■ **Exercise goal**: Reproduce the entries below in full, word for word.

++++++++++++++++++++

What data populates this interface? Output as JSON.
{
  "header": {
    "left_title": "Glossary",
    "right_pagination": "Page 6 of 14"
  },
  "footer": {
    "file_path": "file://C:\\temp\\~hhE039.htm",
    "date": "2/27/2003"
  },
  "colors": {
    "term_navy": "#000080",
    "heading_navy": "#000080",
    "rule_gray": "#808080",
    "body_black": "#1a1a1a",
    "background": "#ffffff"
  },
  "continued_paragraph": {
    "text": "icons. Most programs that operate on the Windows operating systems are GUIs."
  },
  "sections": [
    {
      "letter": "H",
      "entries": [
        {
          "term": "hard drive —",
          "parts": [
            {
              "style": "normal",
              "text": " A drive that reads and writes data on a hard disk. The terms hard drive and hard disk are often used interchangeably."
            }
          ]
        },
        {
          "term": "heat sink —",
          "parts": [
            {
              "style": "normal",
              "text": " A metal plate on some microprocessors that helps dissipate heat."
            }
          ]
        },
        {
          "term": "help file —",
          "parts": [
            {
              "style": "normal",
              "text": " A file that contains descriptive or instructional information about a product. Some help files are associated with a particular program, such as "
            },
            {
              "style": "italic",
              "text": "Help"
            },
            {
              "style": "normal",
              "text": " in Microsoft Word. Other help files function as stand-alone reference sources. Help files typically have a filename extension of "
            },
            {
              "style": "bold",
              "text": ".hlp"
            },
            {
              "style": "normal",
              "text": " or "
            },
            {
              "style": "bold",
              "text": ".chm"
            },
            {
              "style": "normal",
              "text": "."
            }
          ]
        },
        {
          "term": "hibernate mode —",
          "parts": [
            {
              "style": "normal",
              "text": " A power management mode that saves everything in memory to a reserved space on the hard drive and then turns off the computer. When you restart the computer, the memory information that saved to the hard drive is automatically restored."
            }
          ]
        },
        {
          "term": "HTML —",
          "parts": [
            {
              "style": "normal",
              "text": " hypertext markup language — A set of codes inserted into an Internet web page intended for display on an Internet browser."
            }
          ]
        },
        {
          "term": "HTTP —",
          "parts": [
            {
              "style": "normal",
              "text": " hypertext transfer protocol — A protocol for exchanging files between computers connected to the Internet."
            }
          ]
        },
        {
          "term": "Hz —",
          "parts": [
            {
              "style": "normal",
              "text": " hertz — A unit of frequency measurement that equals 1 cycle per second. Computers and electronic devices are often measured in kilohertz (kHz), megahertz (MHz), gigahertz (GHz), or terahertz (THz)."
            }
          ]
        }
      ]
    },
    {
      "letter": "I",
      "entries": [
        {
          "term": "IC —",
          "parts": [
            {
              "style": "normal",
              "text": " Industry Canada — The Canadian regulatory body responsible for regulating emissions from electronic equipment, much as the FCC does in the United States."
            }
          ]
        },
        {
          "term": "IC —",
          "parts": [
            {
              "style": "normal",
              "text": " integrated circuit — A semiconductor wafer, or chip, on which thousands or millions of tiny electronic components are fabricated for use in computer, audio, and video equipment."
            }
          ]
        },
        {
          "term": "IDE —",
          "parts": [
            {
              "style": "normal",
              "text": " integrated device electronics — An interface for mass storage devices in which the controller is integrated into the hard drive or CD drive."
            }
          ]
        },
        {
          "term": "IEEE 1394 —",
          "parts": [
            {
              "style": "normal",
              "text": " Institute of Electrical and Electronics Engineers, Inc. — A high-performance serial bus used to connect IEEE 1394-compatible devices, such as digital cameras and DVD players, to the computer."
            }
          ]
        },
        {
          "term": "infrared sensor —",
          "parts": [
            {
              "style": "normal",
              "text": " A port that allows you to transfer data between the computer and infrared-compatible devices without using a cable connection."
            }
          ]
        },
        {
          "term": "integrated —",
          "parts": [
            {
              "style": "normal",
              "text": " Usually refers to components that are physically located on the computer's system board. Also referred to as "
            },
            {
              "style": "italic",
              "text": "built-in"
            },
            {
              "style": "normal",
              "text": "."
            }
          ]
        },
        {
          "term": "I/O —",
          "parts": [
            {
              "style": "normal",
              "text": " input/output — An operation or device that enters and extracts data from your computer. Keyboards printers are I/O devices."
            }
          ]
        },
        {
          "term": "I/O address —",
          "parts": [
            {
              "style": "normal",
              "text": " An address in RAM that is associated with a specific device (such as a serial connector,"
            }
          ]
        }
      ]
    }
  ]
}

++++++++++++++++++++

■ **Task response**:
What data populates this interface? Output as JSON.
{
  "header": {
    "left_title": "Glossary",
    "right_pagination": "Page 6 of 14"
  },
  "footer": {
    "file_path": "file://C:\\temp\\~hhE039.htm",
    "date": "2/27/2003"
  },
  "colors": {
    "term_navy": "#000080",
    "heading_navy": "#000080",
    "rule_gray": "#808080",
    "body_black": "#1a1a1a",
    "background": "#ffffff"
  },
  "continued_paragraph": {
    "text": "icons. Most programs that operate on the Windows operating systems are GUIs."
  },
  "sections": [
    {
      "letter": "H",
      "entries": [
        {
          "term": "hard drive —",
          "parts": [
            {
              "style": "normal",
              "text": " A drive that reads and writes data on a hard disk. The terms hard drive and hard disk are often used interchangeably."
            }
          ]
        },
        {
          "term": "heat sink —",
          "parts": [
            {
              "style": "normal",
              "text": " A metal plate on some microprocessors that helps dissipate heat."
            }
          ]
        },
        {
          "term": "help file —",
          "parts": [
            {
              "style": "normal",
              "text": " A file that contains descriptive or instructional information about a product. Some help files are associated with a particular program, such as "
            },
            {
              "style": "italic",
              "text": "Help"
            },
            {
              "style": "normal",
              "text": " in Microsoft Word. Other help files function as stand-alone reference sources. Help files typically have a filename extension of "
            },
            {
              "style": "bold",
              "text": ".hlp"
            },
            {
              "style": "normal",
              "text": " or "
            },
            {
              "style": "bold",
              "text": ".chm"
            },
            {
              "style": "normal",
              "text": "."
            }
          ]
        },
        {
          "term": "hibernate mode —",
          "parts": [
            {
              "style": "normal",
              "text": " A power management mode that saves everything in memory to a reserved space on the hard drive and then turns off the computer. When you restart the computer, the memory information that saved to the hard drive is automatically restored."
            }
          ]
        },
        {
          "term": "HTML —",
          "parts": [
            {
              "style": "normal",
              "text": " hypertext markup language — A set of codes inserted into an Internet web page intended for display on an Internet browser."
            }
          ]
        },
        {
          "term": "HTTP —",
          "parts": [
            {
              "style": "normal",
              "text": " hypertext transfer protocol — A protocol for exchanging files between computers connected to the Internet."
            }
          ]
        },
        {
          "term": "Hz —",
          "parts": [
            {
              "style": "normal",
              "text": " hertz — A unit of frequency measurement that equals 1 cycle per second. Computers and electronic devices are often measured in kilohertz (kHz), megahertz (MHz), gigahertz (GHz), or terahertz (THz)."
            }
          ]
        }
      ]
    },
    {
      "letter": "I",
      "entries": [
        {
          "term": "IC —",
          "parts": [
            {
              "style": "normal",
              "text": " Industry Canada — The Canadian regulatory body responsible for regulating emissions from electronic equipment, much as the FCC does in the United States."
            }
          ]
        },
        {
          "term": "IC —",
          "parts": [
            {
              "style": "normal",
              "text": " integrated circuit — A semiconductor wafer, or chip, on which thousands or millions of tiny electronic components are fabricated for use in computer, audio, and video equipment."
            }
          ]
        },
        {
          "term": "IDE —",
          "parts": [
            {
              "style": "normal",
              "text": " integrated device electronics — An interface for mass storage devices in which the controller is integrated into the hard drive or CD drive."
            }
          ]
        },
        {
          "term": "IEEE 1394 —",
          "parts": [
            {
              "style": "normal",
              "text": " Institute of Electrical and Electronics Engineers, Inc. — A high-performance serial bus used to connect IEEE 1394-compatible devices, such as digital cameras and DVD players, to the computer."
            }
          ]
        },
        {
          "term": "infrared sensor —",
          "parts": [
            {
              "style": "normal",
              "text": " A port that allows you to transfer data between the computer and infrared-compatible devices without using a cable connection."
            }
          ]
        },
        {
          "term": "integrated —",
          "parts": [
            {
              "style": "normal",
              "text": " Usually refers to components that are physically located on the computer's system board. Also referred to as "
            },
            {
              "style": "italic",
              "text": "built-in"
            },
            {
              "style": "normal",
              "text": "."
            }
          ]
        },
        {
          "term": "I/O —",
          "parts": [
            {
              "style": "normal",
              "text": " input/output — An operation or device that enters and extracts data from your computer. Keyboards printers are I/O devices."
            }
          ]
        },
        {
          "term": "I/O address —",
          "parts": [
            {
              "style": "normal",
              "text": " An address in RAM that is associated with a specific device (such as a serial connector,"
            }
          ]
        }
      ]
    }
  ]
}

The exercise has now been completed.